Dataset records on visual material
####
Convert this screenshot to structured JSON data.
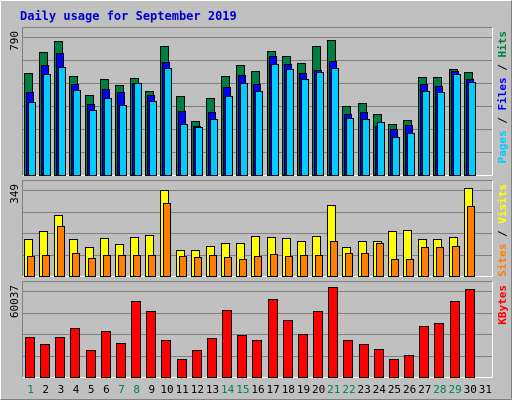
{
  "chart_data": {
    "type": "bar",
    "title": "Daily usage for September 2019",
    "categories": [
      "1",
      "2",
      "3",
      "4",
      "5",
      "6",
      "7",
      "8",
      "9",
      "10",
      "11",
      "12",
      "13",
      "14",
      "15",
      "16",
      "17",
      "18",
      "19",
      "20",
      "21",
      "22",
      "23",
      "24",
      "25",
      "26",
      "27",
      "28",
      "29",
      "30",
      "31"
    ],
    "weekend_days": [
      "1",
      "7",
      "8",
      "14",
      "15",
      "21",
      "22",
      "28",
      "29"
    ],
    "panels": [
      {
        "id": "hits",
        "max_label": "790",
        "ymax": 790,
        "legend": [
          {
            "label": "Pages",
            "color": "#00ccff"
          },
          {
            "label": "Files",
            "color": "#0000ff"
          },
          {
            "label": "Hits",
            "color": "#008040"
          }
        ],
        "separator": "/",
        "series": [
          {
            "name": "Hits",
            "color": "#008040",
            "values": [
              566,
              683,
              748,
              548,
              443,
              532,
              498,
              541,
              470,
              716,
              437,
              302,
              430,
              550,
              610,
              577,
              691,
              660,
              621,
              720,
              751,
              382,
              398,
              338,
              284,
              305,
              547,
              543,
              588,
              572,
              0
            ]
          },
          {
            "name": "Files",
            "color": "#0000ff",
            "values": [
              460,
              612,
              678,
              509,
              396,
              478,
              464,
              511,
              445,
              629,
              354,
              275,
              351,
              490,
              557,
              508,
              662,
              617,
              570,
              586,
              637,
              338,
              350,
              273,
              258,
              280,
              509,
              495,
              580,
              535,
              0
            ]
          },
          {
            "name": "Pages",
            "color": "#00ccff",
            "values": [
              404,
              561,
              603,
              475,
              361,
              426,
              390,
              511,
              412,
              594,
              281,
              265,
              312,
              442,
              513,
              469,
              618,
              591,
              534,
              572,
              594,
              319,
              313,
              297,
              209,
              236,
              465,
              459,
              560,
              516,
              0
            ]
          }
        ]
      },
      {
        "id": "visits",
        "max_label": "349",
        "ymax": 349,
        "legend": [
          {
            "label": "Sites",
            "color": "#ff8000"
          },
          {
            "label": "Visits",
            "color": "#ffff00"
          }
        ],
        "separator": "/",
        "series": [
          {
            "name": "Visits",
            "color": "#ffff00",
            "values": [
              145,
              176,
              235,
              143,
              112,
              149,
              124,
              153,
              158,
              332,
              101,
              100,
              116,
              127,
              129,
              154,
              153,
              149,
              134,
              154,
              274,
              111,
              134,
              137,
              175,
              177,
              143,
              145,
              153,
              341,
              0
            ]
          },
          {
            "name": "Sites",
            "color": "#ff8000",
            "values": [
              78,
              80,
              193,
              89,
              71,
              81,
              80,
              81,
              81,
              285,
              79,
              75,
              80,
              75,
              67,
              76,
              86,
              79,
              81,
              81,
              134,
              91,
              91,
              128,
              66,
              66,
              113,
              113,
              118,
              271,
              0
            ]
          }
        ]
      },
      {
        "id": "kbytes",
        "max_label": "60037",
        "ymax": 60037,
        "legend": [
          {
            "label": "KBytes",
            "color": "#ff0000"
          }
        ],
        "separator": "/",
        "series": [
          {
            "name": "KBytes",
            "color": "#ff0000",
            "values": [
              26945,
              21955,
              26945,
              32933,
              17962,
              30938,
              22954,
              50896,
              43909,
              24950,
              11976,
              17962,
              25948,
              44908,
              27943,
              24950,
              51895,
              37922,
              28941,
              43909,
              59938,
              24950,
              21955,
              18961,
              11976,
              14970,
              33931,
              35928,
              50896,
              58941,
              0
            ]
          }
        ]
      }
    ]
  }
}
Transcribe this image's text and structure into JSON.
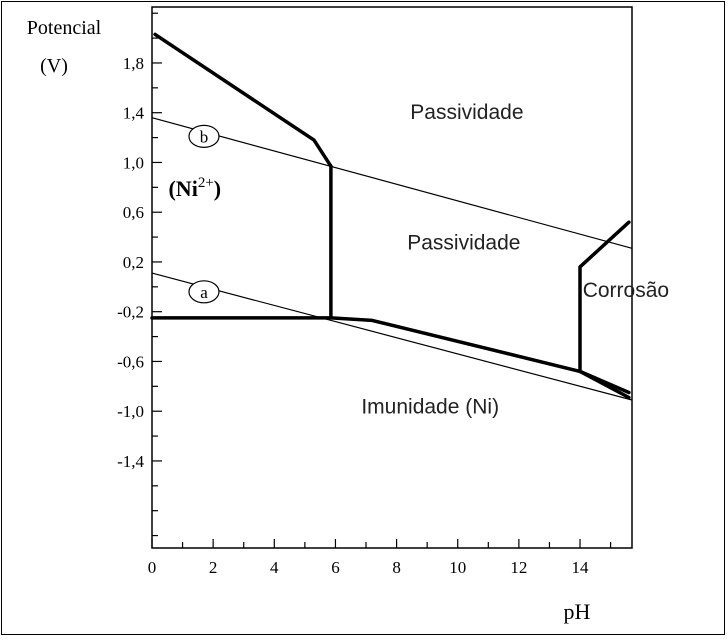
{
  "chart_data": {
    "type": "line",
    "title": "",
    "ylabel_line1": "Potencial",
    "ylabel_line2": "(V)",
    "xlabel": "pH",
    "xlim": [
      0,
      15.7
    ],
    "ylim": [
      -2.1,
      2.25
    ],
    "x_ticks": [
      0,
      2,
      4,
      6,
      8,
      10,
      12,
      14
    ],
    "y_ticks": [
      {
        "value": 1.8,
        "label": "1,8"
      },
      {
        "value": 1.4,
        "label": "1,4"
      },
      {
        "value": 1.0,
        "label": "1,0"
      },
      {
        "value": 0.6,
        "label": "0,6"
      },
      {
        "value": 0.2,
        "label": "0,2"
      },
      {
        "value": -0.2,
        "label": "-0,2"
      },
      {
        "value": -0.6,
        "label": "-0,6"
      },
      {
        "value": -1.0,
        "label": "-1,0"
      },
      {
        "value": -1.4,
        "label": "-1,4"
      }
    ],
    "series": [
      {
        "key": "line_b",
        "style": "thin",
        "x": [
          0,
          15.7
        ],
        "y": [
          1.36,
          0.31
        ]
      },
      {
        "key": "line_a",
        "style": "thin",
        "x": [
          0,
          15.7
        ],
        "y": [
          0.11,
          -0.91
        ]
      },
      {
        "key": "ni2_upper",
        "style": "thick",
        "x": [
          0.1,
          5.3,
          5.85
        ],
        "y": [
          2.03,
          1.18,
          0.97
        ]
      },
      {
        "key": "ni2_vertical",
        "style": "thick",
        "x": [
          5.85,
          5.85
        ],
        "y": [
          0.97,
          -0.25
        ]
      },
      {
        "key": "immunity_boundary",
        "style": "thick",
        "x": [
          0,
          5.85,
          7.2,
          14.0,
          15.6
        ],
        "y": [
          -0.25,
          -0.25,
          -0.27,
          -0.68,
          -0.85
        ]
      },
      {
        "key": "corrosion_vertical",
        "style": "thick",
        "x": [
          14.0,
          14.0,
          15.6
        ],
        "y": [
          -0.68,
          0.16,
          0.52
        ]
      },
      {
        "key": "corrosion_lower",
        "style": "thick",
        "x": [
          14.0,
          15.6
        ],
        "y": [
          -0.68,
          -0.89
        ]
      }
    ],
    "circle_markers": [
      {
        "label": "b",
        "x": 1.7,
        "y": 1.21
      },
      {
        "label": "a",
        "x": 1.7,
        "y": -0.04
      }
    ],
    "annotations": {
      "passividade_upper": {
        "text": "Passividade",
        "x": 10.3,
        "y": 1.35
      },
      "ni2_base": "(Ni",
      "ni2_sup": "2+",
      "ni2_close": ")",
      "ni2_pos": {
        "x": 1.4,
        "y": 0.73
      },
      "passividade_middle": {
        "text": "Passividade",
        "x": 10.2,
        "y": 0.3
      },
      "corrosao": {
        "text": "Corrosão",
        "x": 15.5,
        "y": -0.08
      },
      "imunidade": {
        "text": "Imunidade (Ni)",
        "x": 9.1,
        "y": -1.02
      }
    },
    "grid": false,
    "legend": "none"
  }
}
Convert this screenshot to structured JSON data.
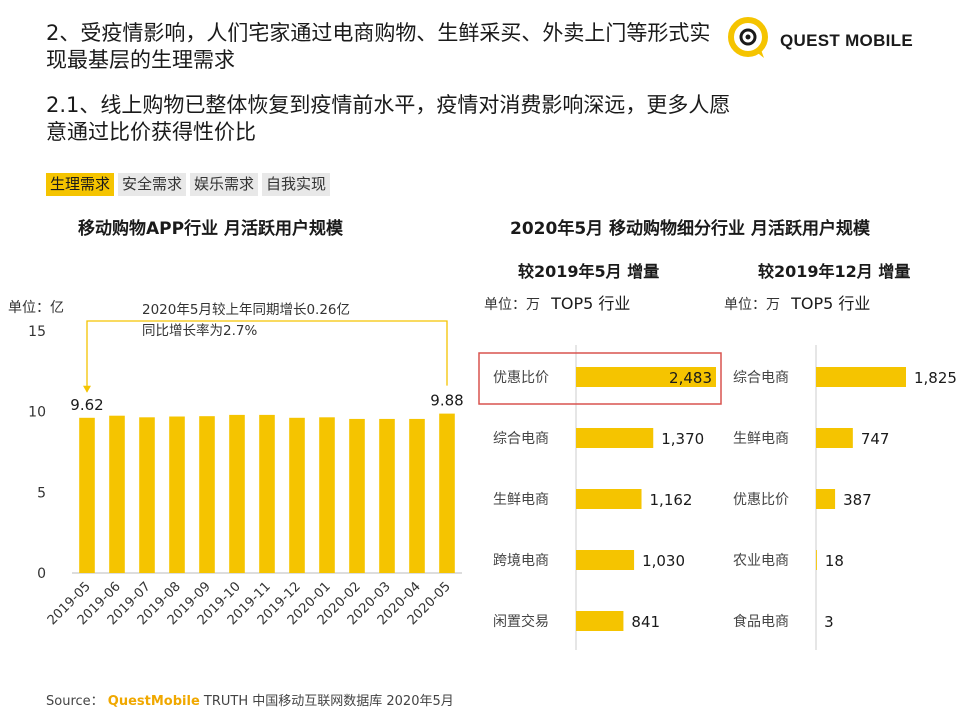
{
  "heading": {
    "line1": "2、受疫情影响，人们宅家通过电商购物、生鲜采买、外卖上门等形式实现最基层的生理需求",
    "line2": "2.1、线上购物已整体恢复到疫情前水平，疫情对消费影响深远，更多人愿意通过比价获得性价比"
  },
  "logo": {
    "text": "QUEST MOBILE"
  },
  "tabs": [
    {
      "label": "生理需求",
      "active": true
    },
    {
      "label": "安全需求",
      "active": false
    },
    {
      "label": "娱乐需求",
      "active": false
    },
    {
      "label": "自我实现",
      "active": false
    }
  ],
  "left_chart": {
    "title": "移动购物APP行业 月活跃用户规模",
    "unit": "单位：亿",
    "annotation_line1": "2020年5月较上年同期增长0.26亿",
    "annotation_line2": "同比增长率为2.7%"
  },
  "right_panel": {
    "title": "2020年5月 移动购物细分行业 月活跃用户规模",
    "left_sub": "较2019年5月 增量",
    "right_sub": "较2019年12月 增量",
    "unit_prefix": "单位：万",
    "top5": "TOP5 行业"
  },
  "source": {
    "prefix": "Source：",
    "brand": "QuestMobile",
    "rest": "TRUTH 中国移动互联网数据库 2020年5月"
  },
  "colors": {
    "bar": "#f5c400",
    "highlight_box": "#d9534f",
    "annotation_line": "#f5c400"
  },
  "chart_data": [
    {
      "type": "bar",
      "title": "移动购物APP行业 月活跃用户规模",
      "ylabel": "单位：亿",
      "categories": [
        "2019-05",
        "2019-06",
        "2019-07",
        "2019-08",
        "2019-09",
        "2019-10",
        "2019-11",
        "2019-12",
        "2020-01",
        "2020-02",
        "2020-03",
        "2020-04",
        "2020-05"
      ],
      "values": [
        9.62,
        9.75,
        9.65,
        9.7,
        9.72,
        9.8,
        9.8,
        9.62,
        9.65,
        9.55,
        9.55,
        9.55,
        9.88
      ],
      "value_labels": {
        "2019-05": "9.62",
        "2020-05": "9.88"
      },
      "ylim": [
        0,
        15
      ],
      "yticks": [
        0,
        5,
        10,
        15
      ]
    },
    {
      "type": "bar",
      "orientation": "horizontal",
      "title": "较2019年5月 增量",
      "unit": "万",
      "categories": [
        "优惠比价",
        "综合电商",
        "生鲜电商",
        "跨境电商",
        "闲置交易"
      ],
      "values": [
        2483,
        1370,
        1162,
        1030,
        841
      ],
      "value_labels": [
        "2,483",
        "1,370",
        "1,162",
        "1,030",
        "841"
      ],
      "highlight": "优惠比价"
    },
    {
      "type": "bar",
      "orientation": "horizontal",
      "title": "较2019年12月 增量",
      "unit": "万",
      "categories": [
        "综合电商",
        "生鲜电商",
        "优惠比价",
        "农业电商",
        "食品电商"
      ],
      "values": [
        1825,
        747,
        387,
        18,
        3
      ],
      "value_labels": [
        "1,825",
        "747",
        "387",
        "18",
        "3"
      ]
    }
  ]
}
####
### What this task involves
Extract every line above that contains the word "name".

### Task result
            "name": "Hits",
            "name": "Files",
            "name": "Pages",
            "name": "Visits",
            "name": "Sites",
            "name": "KBytes",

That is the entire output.